_Instructions to follow_
Quote the records that follow in full, leaving the pictures out.

_Given information_
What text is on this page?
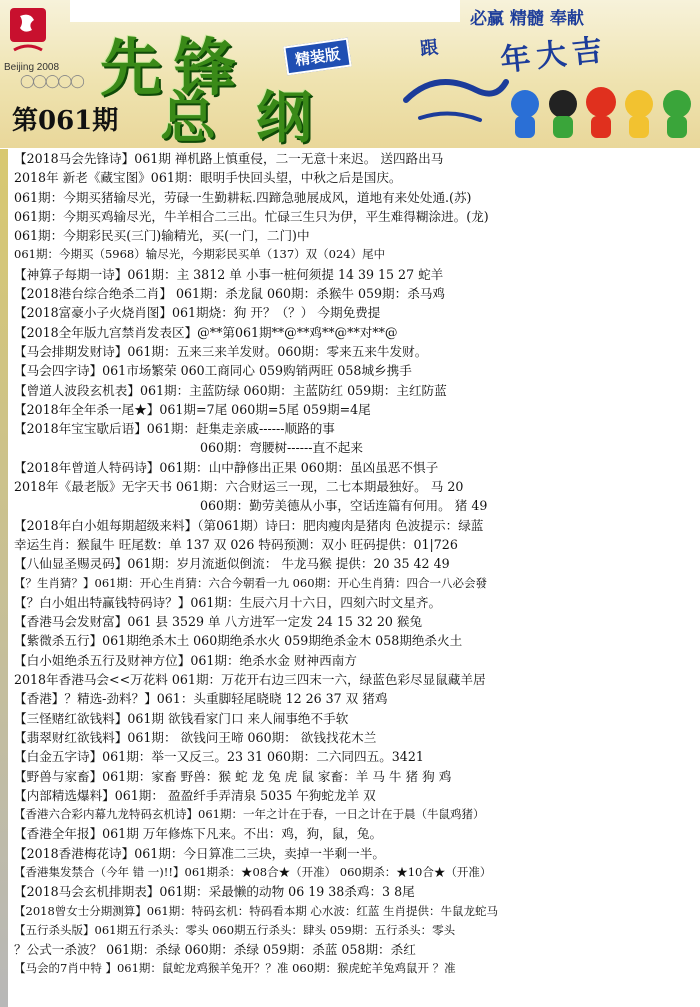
Beijing 2008
◯◯◯◯◯ 先锋
总纲
精装版
第061期
必赢 精髓 奉献
跟 年大吉
【2018马会先锋诗】061期 禅机路上慎重侵，二一无意十来迟。 送四路出马
2018年 新老《藏宝图》061期：眼明手快回头望，中秋之后是国庆。
061期：今期买猪输尽光，劳碌一生勤耕耘.四蹄急驰展成风，道地有来处处通.(苏)
061期：今期买鸡输尽光，牛羊相合二三出。忙碌三生只为伊，平生难得糊涂进。(龙)
061期：今期彩民买(三门)输精光，买(一门，二门)中
061期：今期买（5968）输尽光，今期彩民买单（137）双（024）尾中
【神算子每期一诗】061期：主 3812 单 小事一桩何须提 14 39 15 27 蛇羊
【2018港台综合绝杀二肖】 061期：杀龙鼠 060期：杀猴牛 059期：杀马鸡
【2018富豪小子火烧肖图】061期烧：狗 开？（？） 今期免费提
【2018全年版九宫禁肖发表区】@**第061期**@**鸡**@**对**@
【马会排期发财诗】061期：五来三来羊发财。060期：零来五来牛发财。
【马会四字诗】061市场繁荣 060工商同心 059购销两旺 058城乡携手
【曾道人波段玄机表】061期：主蓝防绿 060期：主蓝防红 059期：主红防蓝
【2018年全年杀一尾★】061期=7尾 060期=5尾 059期=4尾
【2018年宝宝歇后语】061期：赶集走亲戚------顺路的事
060期：弯腰树------直不起来
【2018年曾道人特码诗】061期：山中静修出正果 060期：虽凶虽恶不惧子
2018年《最老版》无字天书 061期：六合财运三一现，二七本期最独好。 马 20
060期：勤劳美德从小事，空话连篇有何用。 猪 49
【2018年白小姐每期超级来料】（第061期）诗曰：肥肉瘦肉是猪肉 色波提示：绿蓝
幸运生肖：猴鼠牛 旺尾数：单 137 双 026 特码预测：双小 旺码提供：01|726
【八仙显圣赐灵码】061期：岁月流逝似倒流： 牛龙马猴 提供：20 35 42 49
【？生肖猜？】061期：开心生肖猜：六合今朝看一九 060期：开心生肖猜：四合一八必会發
【？白小姐出特赢钱特码诗？】061期：生辰六月十六日，四刻六时文星齐。
【香港马会发财富】061 县 3529 单 八方进军一定发 24 15 32 20 猴兔
【紫微杀五行】061期绝杀木土 060期绝杀水火 059期绝杀金木 058期绝杀火土
【白小姐绝杀五行及财神方位】061期：绝杀水金 财神西南方
2018年香港马会<<万花料 061期：万花开右边三四末一六，绿蓝色彩尽显鼠藏羊居
【香港】？精选-劲料？】061：头重脚轻尾晓晓 12 26 37 双 猪鸡
【三怪赌红欲钱料】061期 欲钱看家门口 来人闹事绝不手软
【翡翠财红欲钱料】061期： 欲钱问王啼 060期： 欲钱找花木兰
【白金五字诗】061期：举一又反三。23 31 060期：二六同四五。3421
【野兽与家畜】061期：家畜 野兽：猴 蛇 龙 兔 虎 鼠 家畜：羊 马 牛 猪 狗 鸡
【内部精选爆料】061期： 盈盈纤手弄清泉 5035 午狗蛇龙羊 双
【香港六合彩内幕九龙特码玄机诗】061期：一年之计在于春，一日之计在于晨（牛鼠鸡猪）
【香港全年报】061期 万年修炼下凡来。不出：鸡，狗，鼠，兔。
【2018香港梅花诗】061期：今日算准二三块，卖掉一半剩一半。
【香港集发禁合（今年 错 一)!!】061期杀：★08合★（开准） 060期杀：★10合★（开准）
【2018马会玄机排期表】061期：采最懒的动物 06 19 38杀鸡：3 8尾
【2018曾女士分期测算】061期：特码玄机：特码看本期 心水波：红蓝 生肖提供：牛鼠龙蛇马
【五行杀头版】061期五行杀头：零头 060期五行杀头：肆头 059期：五行杀头：零头
？公式一杀波？ 061期：杀绿 060期：杀绿 059期：杀蓝 058期：杀红
【马会的7肖中特 】061期：鼠蛇龙鸡猴羊兔开？？准 060期：猴虎蛇羊兔鸡鼠开 ？准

_Expected answer_
What text is on this page?
Beijing 2008
◯◯◯◯◯ 先锋
总纲
精装版
第061期
必赢 精髓 奉献
跟 年大吉
【2018马会先锋诗】061期 禅机路上慎重侵，二一无意十来迟。 送四路出马
2018年 新老《藏宝图》061期：眼明手快回头望，中秋之后是国庆。
061期：今期买猪输尽光，劳碌一生勤耕耘.四蹄急驰展成风，道地有来处处通.(苏)
061期：今期买鸡输尽光，牛羊相合二三出。忙碌三生只为伊，平生难得糊涂进。(龙)
061期：今期彩民买(三门)输精光，买(一门，二门)中
061期：今期买（5968）输尽光，今期彩民买单（137）双（024）尾中
【神算子每期一诗】061期：主 3812 单 小事一桩何须提 14 39 15 27 蛇羊
【2018港台综合绝杀二肖】 061期：杀龙鼠 060期：杀猴牛 059期：杀马鸡
【2018富豪小子火烧肖图】061期烧：狗 开？（？） 今期免费提
【2018全年版九宫禁肖发表区】@**第061期**@**鸡**@**对**@
【马会排期发财诗】061期：五来三来羊发财。060期：零来五来牛发财。
【马会四字诗】061市场繁荣 060工商同心 059购销两旺 058城乡携手
【曾道人波段玄机表】061期：主蓝防绿 060期：主蓝防红 059期：主红防蓝
【2018年全年杀一尾★】061期=7尾 060期=5尾 059期=4尾
【2018年宝宝歇后语】061期：赶集走亲戚------顺路的事
060期：弯腰树------直不起来
【2018年曾道人特码诗】061期：山中静修出正果 060期：虽凶虽恶不惧子
2018年《最老版》无字天书 061期：六合财运三一现，二七本期最独好。 马 20
060期：勤劳美德从小事，空话连篇有何用。 猪 49
【2018年白小姐每期超级来料】（第061期）诗曰：肥肉瘦肉是猪肉 色波提示：绿蓝
幸运生肖：猴鼠牛 旺尾数：单 137 双 026 特码预测：双小 旺码提供：01|726
【八仙显圣赐灵码】061期：岁月流逝似倒流： 牛龙马猴 提供：20 35 42 49
【？生肖猜？】061期：开心生肖猜：六合今朝看一九 060期：开心生肖猜：四合一八必会發
【？白小姐出特赢钱特码诗？】061期：生辰六月十六日，四刻六时文星齐。
【香港马会发财富】061 县 3529 单 八方进军一定发 24 15 32 20 猴兔
【紫微杀五行】061期绝杀木土 060期绝杀水火 059期绝杀金木 058期绝杀火土
【白小姐绝杀五行及财神方位】061期：绝杀水金 财神西南方
2018年香港马会<<万花料 061期：万花开右边三四末一六，绿蓝色彩尽显鼠藏羊居
【香港】？精选-劲料？】061：头重脚轻尾晓晓 12 26 37 双 猪鸡
【三怪赌红欲钱料】061期 欲钱看家门口 来人闹事绝不手软
【翡翠财红欲钱料】061期： 欲钱问王啼 060期： 欲钱找花木兰
【白金五字诗】061期：举一又反三。23 31 060期：二六同四五。3421
【野兽与家畜】061期：家畜 野兽：猴 蛇 龙 兔 虎 鼠 家畜：羊 马 牛 猪 狗 鸡
【内部精选爆料】061期： 盈盈纤手弄清泉 5035 午狗蛇龙羊 双
【香港六合彩内幕九龙特码玄机诗】061期：一年之计在于春，一日之计在于晨（牛鼠鸡猪）
【香港全年报】061期 万年修炼下凡来。不出：鸡，狗，鼠，兔。
【2018香港梅花诗】061期：今日算准二三块，卖掉一半剩一半。
【香港集发禁合（今年 错 一)!!】061期杀：★08合★（开准） 060期杀：★10合★（开准）
【2018马会玄机排期表】061期：采最懒的动物 06 19 38杀鸡：3 8尾
【2018曾女士分期测算】061期：特码玄机：特码看本期 心水波：红蓝 生肖提供：牛鼠龙蛇马
【五行杀头版】061期五行杀头：零头 060期五行杀头：肆头 059期：五行杀头：零头
？公式一杀波？ 061期：杀绿 060期：杀绿 059期：杀蓝 058期：杀红
【马会的7肖中特 】061期：鼠蛇龙鸡猴羊兔开？？准 060期：猴虎蛇羊兔鸡鼠开 ？准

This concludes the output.